▸ Written request A: For each statement below, say whether it agrees with the passage on credit report errors, and support each yes or no with the deciding words of the passage, quoted exactly. (i) The passage says that 12% of U.S. consumers dispute erroneous credit reports without any resolution. (ii) The passage says that errors are most commonly caused by identity theft. (iii) The passage says that individual consumers pay the bills for larger credit bureaus.
▸ Written request B: From the passage on credit report errors, extract word for word the part that opens with the words containing "Very often, such" and closes with "their financial wellbeing.".

▸ Selected passage:
● ● ● ● ● ● ●

Michael Rapp Feb. 2, 2015

A recent study by the FTC found that correcting errors on credit reports is becoming increasingly difficult for consumers. According to the report, 12% of U.S. consumers dispute erroneous credit reports without any resolution. Every year, millions of consumers contact credit reporting agencies, such as TransUnion, Experian and Equifax, to correct errors on their reports. The errors are most commonly due to debt that consumers claim they never owed in the first place.

Very often, such companies will insist the reports are correct, even after consumers provide court records and other proof that indicate otherwise. Incorrect credit reports can deny consumers of a mortgage or loan, which can have a ripple effect on their financial wellbeing.

Consumer protection advocates believe erroneous credit reports are created when debt buyers purchase old, often incorrect debt. Many debt collectors fail to fact check the debt they purchase from lenders and creditors, which in turn, leads to incorrect information on credit reports.

Credit reporting companies are also to blame for their laziness in properly dealing with credit report disputes. The FTC and other consumer protection advocates believe many credit reporting firms fail to follow up with such disputes because they require more time and resources than what the companies are willing to invest.

Similarly, other experts hold that credit bureaus refrain from following up on disputes because doing so lacks a profit or positive outcome for the big firms. Individual consumers do not pay the bills for larger credit bureaus, while creditors and lenders do, which simply leads to the bureaus not giving consumers the time of day.

The FTC is looking into possible solutions with regards to correcting erroneous credit reports and holding big credit bureaus responsible.

● ● ● ● ● ● ●

▸ Data excerpt:
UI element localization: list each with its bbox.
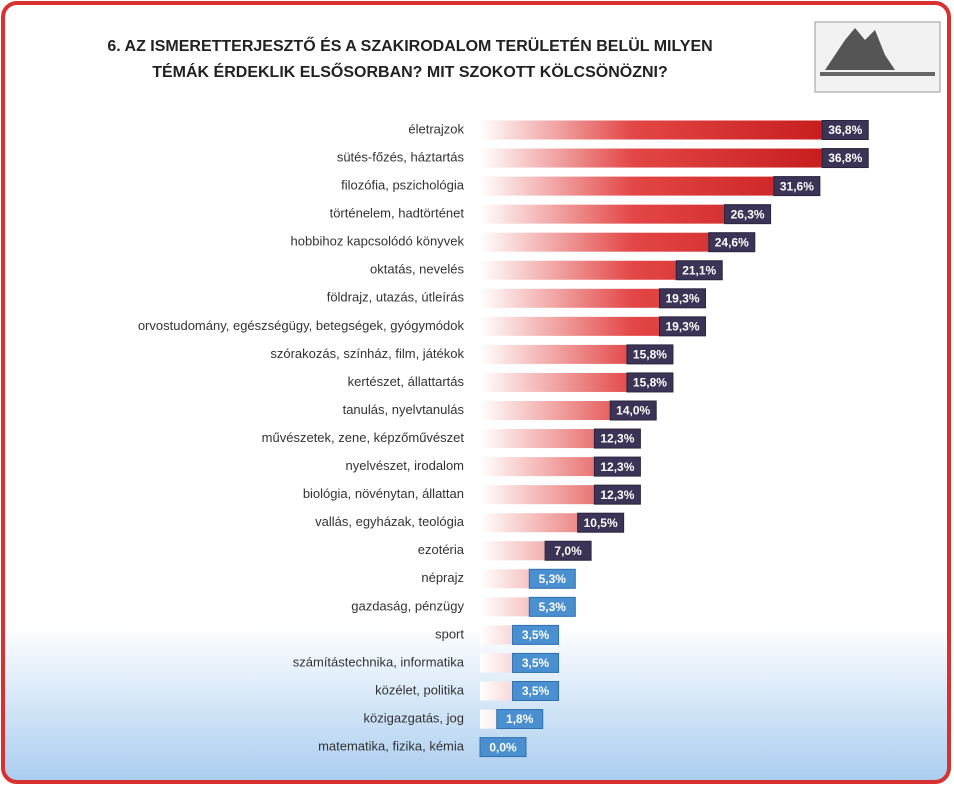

● ● ● ● ● ● ●

▸ Finished answer A:
(i) Yes: "According to the report, 12% of U.S. consumers dispute erroneous credit reports without any resolution."
(ii) No: "The errors are most commonly due to debt that consumers claim they never owed in the first place."
(iii) No: "Individual consumers do not pay the bills for larger credit bureaus, while creditors and lenders do"

▸ Finished answer B:
Very often, such companies will insist the reports are correct, even after consumers provide court records and other proof that indicate otherwise. Incorrect credit reports can deny consumers of a mortgage or loan, which can have a ripple effect on their financial wellbeing.